### [JOB]
Go through the listing and copy every line word for word.
** begin MATERIAL PROVIDED **
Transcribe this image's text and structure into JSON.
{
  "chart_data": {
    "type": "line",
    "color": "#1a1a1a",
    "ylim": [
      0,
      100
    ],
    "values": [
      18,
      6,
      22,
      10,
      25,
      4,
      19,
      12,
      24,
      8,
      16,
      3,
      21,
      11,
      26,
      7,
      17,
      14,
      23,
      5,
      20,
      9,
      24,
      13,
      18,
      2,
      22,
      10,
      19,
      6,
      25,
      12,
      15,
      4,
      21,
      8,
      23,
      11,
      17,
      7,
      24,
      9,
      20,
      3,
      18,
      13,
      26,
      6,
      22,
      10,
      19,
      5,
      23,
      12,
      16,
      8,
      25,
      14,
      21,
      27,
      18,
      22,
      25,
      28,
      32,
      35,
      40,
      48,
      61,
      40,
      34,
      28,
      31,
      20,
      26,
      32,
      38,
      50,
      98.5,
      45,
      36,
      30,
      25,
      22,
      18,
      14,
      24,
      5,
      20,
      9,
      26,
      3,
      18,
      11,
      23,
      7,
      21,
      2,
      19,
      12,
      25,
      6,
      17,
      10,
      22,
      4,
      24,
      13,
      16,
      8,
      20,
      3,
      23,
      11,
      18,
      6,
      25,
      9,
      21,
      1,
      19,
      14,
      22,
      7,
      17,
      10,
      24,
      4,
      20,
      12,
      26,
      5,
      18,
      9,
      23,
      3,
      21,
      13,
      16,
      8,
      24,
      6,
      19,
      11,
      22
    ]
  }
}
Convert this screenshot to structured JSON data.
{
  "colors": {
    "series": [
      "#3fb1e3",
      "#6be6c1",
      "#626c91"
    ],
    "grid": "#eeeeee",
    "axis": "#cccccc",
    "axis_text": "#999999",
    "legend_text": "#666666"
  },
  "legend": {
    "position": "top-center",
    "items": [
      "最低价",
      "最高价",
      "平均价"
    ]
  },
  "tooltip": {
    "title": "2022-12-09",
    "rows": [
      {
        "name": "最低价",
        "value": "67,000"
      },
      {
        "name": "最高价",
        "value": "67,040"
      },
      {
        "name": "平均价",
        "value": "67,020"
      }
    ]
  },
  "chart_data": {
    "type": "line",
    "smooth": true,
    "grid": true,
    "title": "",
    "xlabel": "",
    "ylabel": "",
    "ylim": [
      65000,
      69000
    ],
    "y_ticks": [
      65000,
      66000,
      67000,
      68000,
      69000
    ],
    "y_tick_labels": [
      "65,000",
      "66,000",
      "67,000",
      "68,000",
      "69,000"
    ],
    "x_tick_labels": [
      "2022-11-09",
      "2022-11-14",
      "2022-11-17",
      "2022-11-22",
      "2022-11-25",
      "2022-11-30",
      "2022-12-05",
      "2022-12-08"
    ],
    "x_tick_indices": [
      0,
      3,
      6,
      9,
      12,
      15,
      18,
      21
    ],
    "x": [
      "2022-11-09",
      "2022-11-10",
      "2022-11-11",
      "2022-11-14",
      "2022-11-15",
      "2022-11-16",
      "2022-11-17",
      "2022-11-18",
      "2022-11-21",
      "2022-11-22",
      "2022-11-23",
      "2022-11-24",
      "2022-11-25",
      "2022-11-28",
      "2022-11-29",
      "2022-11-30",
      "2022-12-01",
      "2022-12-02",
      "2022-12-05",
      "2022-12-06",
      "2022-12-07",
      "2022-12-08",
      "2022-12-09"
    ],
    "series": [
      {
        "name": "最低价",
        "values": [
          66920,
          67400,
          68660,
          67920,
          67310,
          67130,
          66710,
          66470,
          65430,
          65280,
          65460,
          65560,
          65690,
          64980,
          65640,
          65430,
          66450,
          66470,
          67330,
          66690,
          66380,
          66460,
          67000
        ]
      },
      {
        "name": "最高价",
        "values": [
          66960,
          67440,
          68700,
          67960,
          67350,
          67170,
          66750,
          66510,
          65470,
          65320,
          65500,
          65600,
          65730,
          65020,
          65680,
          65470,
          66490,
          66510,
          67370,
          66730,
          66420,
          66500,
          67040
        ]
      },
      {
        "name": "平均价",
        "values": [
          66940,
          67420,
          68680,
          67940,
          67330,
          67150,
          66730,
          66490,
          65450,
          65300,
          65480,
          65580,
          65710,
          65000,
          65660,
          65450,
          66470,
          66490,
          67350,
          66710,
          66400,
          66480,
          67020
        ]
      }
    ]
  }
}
** end MATERIAL PROVIDED **
### [SOLUTION]
Transcribe this image's text and structure into JSON.
{
  "chart_data": {
    "type": "line",
    "color": "#1a1a1a",
    "ylim": [
      0,
      100
    ],
    "values": [
      18,
      6,
      22,
      10,
      25,
      4,
      19,
      12,
      24,
      8,
      16,
      3,
      21,
      11,
      26,
      7,
      17,
      14,
      23,
      5,
      20,
      9,
      24,
      13,
      18,
      2,
      22,
      10,
      19,
      6,
      25,
      12,
      15,
      4,
      21,
      8,
      23,
      11,
      17,
      7,
      24,
      9,
      20,
      3,
      18,
      13,
      26,
      6,
      22,
      10,
      19,
      5,
      23,
      12,
      16,
      8,
      25,
      14,
      21,
      27,
      18,
      22,
      25,
      28,
      32,
      35,
      40,
      48,
      61,
      40,
      34,
      28,
      31,
      20,
      26,
      32,
      38,
      50,
      98.5,
      45,
      36,
      30,
      25,
      22,
      18,
      14,
      24,
      5,
      20,
      9,
      26,
      3,
      18,
      11,
      23,
      7,
      21,
      2,
      19,
      12,
      25,
      6,
      17,
      10,
      22,
      4,
      24,
      13,
      16,
      8,
      20,
      3,
      23,
      11,
      18,
      6,
      25,
      9,
      21,
      1,
      19,
      14,
      22,
      7,
      17,
      10,
      24,
      4,
      20,
      12,
      26,
      5,
      18,
      9,
      23,
      3,
      21,
      13,
      16,
      8,
      24,
      6,
      19,
      11,
      22
    ]
  }
}
Convert this screenshot to structured JSON data.
{
  "colors": {
    "series": [
      "#3fb1e3",
      "#6be6c1",
      "#626c91"
    ],
    "grid": "#eeeeee",
    "axis": "#cccccc",
    "axis_text": "#999999",
    "legend_text": "#666666"
  },
  "legend": {
    "position": "top-center",
    "items": [
      "最低价",
      "最高价",
      "平均价"
    ]
  },
  "tooltip": {
    "title": "2022-12-09",
    "rows": [
      {
        "name": "最低价",
        "value": "67,000"
      },
      {
        "name": "最高价",
        "value": "67,040"
      },
      {
        "name": "平均价",
        "value": "67,020"
      }
    ]
  },
  "chart_data": {
    "type": "line",
    "smooth": true,
    "grid": true,
    "title": "",
    "xlabel": "",
    "ylabel": "",
    "ylim": [
      65000,
      69000
    ],
    "y_ticks": [
      65000,
      66000,
      67000,
      68000,
      69000
    ],
    "y_tick_labels": [
      "65,000",
      "66,000",
      "67,000",
      "68,000",
      "69,000"
    ],
    "x_tick_labels": [
      "2022-11-09",
      "2022-11-14",
      "2022-11-17",
      "2022-11-22",
      "2022-11-25",
      "2022-11-30",
      "2022-12-05",
      "2022-12-08"
    ],
    "x_tick_indices": [
      0,
      3,
      6,
      9,
      12,
      15,
      18,
      21
    ],
    "x": [
      "2022-11-09",
      "2022-11-10",
      "2022-11-11",
      "2022-11-14",
      "2022-11-15",
      "2022-11-16",
      "2022-11-17",
      "2022-11-18",
      "2022-11-21",
      "2022-11-22",
      "2022-11-23",
      "2022-11-24",
      "2022-11-25",
      "2022-11-28",
      "2022-11-29",
      "2022-11-30",
      "2022-12-01",
      "2022-12-02",
      "2022-12-05",
      "2022-12-06",
      "2022-12-07",
      "2022-12-08",
      "2022-12-09"
    ],
    "series": [
      {
        "name": "最低价",
        "values": [
          66920,
          67400,
          68660,
          67920,
          67310,
          67130,
          66710,
          66470,
          65430,
          65280,
          65460,
          65560,
          65690,
          64980,
          65640,
          65430,
          66450,
          66470,
          67330,
          66690,
          66380,
          66460,
          67000
        ]
      },
      {
        "name": "最高价",
        "values": [
          66960,
          67440,
          68700,
          67960,
          67350,
          67170,
          66750,
          66510,
          65470,
          65320,
          65500,
          65600,
          65730,
          65020,
          65680,
          65470,
          66490,
          66510,
          67370,
          66730,
          66420,
          66500,
          67040
        ]
      },
      {
        "name": "平均价",
        "values": [
          66940,
          67420,
          68680,
          67940,
          67330,
          67150,
          66730,
          66490,
          65450,
          65300,
          65480,
          65580,
          65710,
          65000,
          65660,
          65450,
          66470,
          66490,
          67350,
          66710,
          66400,
          66480,
          67020
        ]
      }
    ]
  }
}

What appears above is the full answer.